── RECORDS FOR THE TASK

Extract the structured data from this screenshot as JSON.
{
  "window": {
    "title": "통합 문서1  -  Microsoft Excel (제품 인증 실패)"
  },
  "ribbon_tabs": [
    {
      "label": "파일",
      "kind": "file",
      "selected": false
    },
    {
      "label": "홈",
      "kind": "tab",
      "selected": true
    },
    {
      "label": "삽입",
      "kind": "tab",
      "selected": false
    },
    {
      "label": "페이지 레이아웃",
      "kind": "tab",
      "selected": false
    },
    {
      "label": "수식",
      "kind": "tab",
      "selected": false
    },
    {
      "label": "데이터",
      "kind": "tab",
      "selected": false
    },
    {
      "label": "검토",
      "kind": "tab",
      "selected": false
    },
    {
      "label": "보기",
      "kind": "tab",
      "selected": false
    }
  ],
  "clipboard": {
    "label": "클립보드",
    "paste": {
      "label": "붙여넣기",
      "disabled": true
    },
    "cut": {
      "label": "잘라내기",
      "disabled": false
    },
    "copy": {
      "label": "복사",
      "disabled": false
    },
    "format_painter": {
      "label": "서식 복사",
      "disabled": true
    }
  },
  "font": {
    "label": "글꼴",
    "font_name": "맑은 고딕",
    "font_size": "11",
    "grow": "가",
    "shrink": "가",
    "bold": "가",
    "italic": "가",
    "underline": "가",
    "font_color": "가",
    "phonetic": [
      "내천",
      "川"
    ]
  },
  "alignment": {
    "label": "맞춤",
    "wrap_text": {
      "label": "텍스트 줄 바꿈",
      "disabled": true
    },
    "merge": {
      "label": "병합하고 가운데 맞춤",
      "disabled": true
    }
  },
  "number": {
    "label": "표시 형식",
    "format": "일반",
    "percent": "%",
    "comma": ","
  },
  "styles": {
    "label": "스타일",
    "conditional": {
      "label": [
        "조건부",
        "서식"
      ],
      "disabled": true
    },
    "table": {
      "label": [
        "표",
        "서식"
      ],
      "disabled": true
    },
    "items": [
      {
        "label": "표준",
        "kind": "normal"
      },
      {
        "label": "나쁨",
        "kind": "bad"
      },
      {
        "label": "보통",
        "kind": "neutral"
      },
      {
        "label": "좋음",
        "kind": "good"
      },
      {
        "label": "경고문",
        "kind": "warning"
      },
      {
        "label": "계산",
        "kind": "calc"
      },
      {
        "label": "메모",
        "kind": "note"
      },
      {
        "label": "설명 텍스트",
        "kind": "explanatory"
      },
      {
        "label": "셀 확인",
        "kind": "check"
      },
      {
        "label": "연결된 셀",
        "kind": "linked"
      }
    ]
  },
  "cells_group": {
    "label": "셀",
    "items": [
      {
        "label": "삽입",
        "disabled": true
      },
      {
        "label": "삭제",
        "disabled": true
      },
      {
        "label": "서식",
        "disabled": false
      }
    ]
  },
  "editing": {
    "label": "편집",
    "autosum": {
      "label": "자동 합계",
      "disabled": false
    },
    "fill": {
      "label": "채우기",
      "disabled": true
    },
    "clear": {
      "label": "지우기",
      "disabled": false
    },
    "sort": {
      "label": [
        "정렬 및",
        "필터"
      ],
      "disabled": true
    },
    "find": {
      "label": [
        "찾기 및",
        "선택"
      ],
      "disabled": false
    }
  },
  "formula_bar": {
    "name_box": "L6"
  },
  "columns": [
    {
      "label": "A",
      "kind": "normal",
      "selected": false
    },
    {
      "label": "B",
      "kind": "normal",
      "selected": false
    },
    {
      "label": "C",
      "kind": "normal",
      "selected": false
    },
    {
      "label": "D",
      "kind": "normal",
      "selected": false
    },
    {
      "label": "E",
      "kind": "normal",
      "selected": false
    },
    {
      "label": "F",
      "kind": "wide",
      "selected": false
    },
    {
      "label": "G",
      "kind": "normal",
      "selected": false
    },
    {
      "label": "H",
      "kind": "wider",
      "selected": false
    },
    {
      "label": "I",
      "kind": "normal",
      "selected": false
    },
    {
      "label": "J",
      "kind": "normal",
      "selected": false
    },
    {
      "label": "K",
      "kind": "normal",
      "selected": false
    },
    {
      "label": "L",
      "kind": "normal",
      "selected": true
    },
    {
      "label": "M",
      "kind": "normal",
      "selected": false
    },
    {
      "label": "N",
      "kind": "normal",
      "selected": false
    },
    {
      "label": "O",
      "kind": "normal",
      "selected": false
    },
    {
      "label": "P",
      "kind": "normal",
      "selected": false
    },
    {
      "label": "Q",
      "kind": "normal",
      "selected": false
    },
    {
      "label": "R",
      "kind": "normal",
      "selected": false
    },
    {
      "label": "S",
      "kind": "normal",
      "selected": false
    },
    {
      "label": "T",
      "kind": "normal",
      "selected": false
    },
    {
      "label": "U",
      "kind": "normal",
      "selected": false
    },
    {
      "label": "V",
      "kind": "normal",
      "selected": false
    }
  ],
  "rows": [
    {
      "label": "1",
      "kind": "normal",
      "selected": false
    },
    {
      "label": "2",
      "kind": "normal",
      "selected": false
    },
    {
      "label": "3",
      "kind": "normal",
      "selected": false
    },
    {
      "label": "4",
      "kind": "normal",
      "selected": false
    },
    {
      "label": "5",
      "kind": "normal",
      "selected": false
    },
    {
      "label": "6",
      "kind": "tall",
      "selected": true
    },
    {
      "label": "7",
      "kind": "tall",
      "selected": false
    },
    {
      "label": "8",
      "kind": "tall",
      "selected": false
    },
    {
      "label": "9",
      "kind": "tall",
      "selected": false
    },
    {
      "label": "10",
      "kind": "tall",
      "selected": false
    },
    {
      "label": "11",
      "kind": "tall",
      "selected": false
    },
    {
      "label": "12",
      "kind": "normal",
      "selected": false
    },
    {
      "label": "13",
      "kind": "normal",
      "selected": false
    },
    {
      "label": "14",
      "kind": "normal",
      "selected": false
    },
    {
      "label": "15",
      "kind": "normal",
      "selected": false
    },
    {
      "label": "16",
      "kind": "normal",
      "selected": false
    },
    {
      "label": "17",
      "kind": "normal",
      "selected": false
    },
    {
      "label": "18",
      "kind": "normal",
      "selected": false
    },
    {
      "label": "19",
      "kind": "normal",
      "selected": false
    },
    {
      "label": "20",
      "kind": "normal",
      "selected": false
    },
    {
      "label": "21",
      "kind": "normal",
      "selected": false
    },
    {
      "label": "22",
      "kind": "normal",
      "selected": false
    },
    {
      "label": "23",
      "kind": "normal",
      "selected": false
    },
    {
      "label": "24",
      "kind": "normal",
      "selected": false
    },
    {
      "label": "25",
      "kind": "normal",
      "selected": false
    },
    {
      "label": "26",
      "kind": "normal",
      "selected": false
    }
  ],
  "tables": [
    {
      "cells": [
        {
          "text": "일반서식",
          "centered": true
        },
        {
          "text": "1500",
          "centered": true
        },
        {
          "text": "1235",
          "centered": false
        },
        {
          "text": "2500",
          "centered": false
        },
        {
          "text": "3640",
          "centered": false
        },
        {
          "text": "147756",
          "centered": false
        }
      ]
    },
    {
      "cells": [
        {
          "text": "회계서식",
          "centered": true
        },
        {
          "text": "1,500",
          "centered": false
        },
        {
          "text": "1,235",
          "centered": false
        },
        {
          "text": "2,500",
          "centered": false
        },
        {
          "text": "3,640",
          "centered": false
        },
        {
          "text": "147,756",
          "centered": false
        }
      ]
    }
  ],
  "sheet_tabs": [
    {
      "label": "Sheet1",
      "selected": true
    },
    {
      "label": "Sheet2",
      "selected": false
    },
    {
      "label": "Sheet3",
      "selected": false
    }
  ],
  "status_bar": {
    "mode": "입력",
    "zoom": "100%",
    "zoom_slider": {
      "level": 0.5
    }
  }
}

────

- _EXERCISE OBJECTIVE_: All of the material above needs to be retyped word for word.

- _THE OUTPUT_:
Extract the structured data from this screenshot as JSON.
{
  "window": {
    "title": "통합 문서1  -  Microsoft Excel (제품 인증 실패)"
  },
  "ribbon_tabs": [
    {
      "label": "파일",
      "kind": "file",
      "selected": false
    },
    {
      "label": "홈",
      "kind": "tab",
      "selected": true
    },
    {
      "label": "삽입",
      "kind": "tab",
      "selected": false
    },
    {
      "label": "페이지 레이아웃",
      "kind": "tab",
      "selected": false
    },
    {
      "label": "수식",
      "kind": "tab",
      "selected": false
    },
    {
      "label": "데이터",
      "kind": "tab",
      "selected": false
    },
    {
      "label": "검토",
      "kind": "tab",
      "selected": false
    },
    {
      "label": "보기",
      "kind": "tab",
      "selected": false
    }
  ],
  "clipboard": {
    "label": "클립보드",
    "paste": {
      "label": "붙여넣기",
      "disabled": true
    },
    "cut": {
      "label": "잘라내기",
      "disabled": false
    },
    "copy": {
      "label": "복사",
      "disabled": false
    },
    "format_painter": {
      "label": "서식 복사",
      "disabled": true
    }
  },
  "font": {
    "label": "글꼴",
    "font_name": "맑은 고딕",
    "font_size": "11",
    "grow": "가",
    "shrink": "가",
    "bold": "가",
    "italic": "가",
    "underline": "가",
    "font_color": "가",
    "phonetic": [
      "내천",
      "川"
    ]
  },
  "alignment": {
    "label": "맞춤",
    "wrap_text": {
      "label": "텍스트 줄 바꿈",
      "disabled": true
    },
    "merge": {
      "label": "병합하고 가운데 맞춤",
      "disabled": true
    }
  },
  "number": {
    "label": "표시 형식",
    "format": "일반",
    "percent": "%",
    "comma": ","
  },
  "styles": {
    "label": "스타일",
    "conditional": {
      "label": [
        "조건부",
        "서식"
      ],
      "disabled": true
    },
    "table": {
      "label": [
        "표",
        "서식"
      ],
      "disabled": true
    },
    "items": [
      {
        "label": "표준",
        "kind": "normal"
      },
      {
        "label": "나쁨",
        "kind": "bad"
      },
      {
        "label": "보통",
        "kind": "neutral"
      },
      {
        "label": "좋음",
        "kind": "good"
      },
      {
        "label": "경고문",
        "kind": "warning"
      },
      {
        "label": "계산",
        "kind": "calc"
      },
      {
        "label": "메모",
        "kind": "note"
      },
      {
        "label": "설명 텍스트",
        "kind": "explanatory"
      },
      {
        "label": "셀 확인",
        "kind": "check"
      },
      {
        "label": "연결된 셀",
        "kind": "linked"
      }
    ]
  },
  "cells_group": {
    "label": "셀",
    "items": [
      {
        "label": "삽입",
        "disabled": true
      },
      {
        "label": "삭제",
        "disabled": true
      },
      {
        "label": "서식",
        "disabled": false
      }
    ]
  },
  "editing": {
    "label": "편집",
    "autosum": {
      "label": "자동 합계",
      "disabled": false
    },
    "fill": {
      "label": "채우기",
      "disabled": true
    },
    "clear": {
      "label": "지우기",
      "disabled": false
    },
    "sort": {
      "label": [
        "정렬 및",
        "필터"
      ],
      "disabled": true
    },
    "find": {
      "label": [
        "찾기 및",
        "선택"
      ],
      "disabled": false
    }
  },
  "formula_bar": {
    "name_box": "L6"
  },
  "columns": [
    {
      "label": "A",
      "kind": "normal",
      "selected": false
    },
    {
      "label": "B",
      "kind": "normal",
      "selected": false
    },
    {
      "label": "C",
      "kind": "normal",
      "selected": false
    },
    {
      "label": "D",
      "kind": "normal",
      "selected": false
    },
    {
      "label": "E",
      "kind": "normal",
      "selected": false
    },
    {
      "label": "F",
      "kind": "wide",
      "selected": false
    },
    {
      "label": "G",
      "kind": "normal",
      "selected": false
    },
    {
      "label": "H",
      "kind": "wider",
      "selected": false
    },
    {
      "label": "I",
      "kind": "normal",
      "selected": false
    },
    {
      "label": "J",
      "kind": "normal",
      "selected": false
    },
    {
      "label": "K",
      "kind": "normal",
      "selected": false
    },
    {
      "label": "L",
      "kind": "normal",
      "selected": true
    },
    {
      "label": "M",
      "kind": "normal",
      "selected": false
    },
    {
      "label": "N",
      "kind": "normal",
      "selected": false
    },
    {
      "label": "O",
      "kind": "normal",
      "selected": false
    },
    {
      "label": "P",
      "kind": "normal",
      "selected": false
    },
    {
      "label": "Q",
      "kind": "normal",
      "selected": false
    },
    {
      "label": "R",
      "kind": "normal",
      "selected": false
    },
    {
      "label": "S",
      "kind": "normal",
      "selected": false
    },
    {
      "label": "T",
      "kind": "normal",
      "selected": false
    },
    {
      "label": "U",
      "kind": "normal",
      "selected": false
    },
    {
      "label": "V",
      "kind": "normal",
      "selected": false
    }
  ],
  "rows": [
    {
      "label": "1",
      "kind": "normal",
      "selected": false
    },
    {
      "label": "2",
      "kind": "normal",
      "selected": false
    },
    {
      "label": "3",
      "kind": "normal",
      "selected": false
    },
    {
      "label": "4",
      "kind": "normal",
      "selected": false
    },
    {
      "label": "5",
      "kind": "normal",
      "selected": false
    },
    {
      "label": "6",
      "kind": "tall",
      "selected": true
    },
    {
      "label": "7",
      "kind": "tall",
      "selected": false
    },
    {
      "label": "8",
      "kind": "tall",
      "selected": false
    },
    {
      "label": "9",
      "kind": "tall",
      "selected": false
    },
    {
      "label": "10",
      "kind": "tall",
      "selected": false
    },
    {
      "label": "11",
      "kind": "tall",
      "selected": false
    },
    {
      "label": "12",
      "kind": "normal",
      "selected": false
    },
    {
      "label": "13",
      "kind": "normal",
      "selected": false
    },
    {
      "label": "14",
      "kind": "normal",
      "selected": false
    },
    {
      "label": "15",
      "kind": "normal",
      "selected": false
    },
    {
      "label": "16",
      "kind": "normal",
      "selected": false
    },
    {
      "label": "17",
      "kind": "normal",
      "selected": false
    },
    {
      "label": "18",
      "kind": "normal",
      "selected": false
    },
    {
      "label": "19",
      "kind": "normal",
      "selected": false
    },
    {
      "label": "20",
      "kind": "normal",
      "selected": false
    },
    {
      "label": "21",
      "kind": "normal",
      "selected": false
    },
    {
      "label": "22",
      "kind": "normal",
      "selected": false
    },
    {
      "label": "23",
      "kind": "normal",
      "selected": false
    },
    {
      "label": "24",
      "kind": "normal",
      "selected": false
    },
    {
      "label": "25",
      "kind": "normal",
      "selected": false
    },
    {
      "label": "26",
      "kind": "normal",
      "selected": false
    }
  ],
  "tables": [
    {
      "cells": [
        {
          "text": "일반서식",
          "centered": true
        },
        {
          "text": "1500",
          "centered": true
        },
        {
          "text": "1235",
          "centered": false
        },
        {
          "text": "2500",
          "centered": false
        },
        {
          "text": "3640",
          "centered": false
        },
        {
          "text": "147756",
          "centered": false
        }
      ]
    },
    {
      "cells": [
        {
          "text": "회계서식",
          "centered": true
        },
        {
          "text": "1,500",
          "centered": false
        },
        {
          "text": "1,235",
          "centered": false
        },
        {
          "text": "2,500",
          "centered": false
        },
        {
          "text": "3,640",
          "centered": false
        },
        {
          "text": "147,756",
          "centered": false
        }
      ]
    }
  ],
  "sheet_tabs": [
    {
      "label": "Sheet1",
      "selected": true
    },
    {
      "label": "Sheet2",
      "selected": false
    },
    {
      "label": "Sheet3",
      "selected": false
    }
  ],
  "status_bar": {
    "mode": "입력",
    "zoom": "100%",
    "zoom_slider": {
      "level": 0.5
    }
  }
}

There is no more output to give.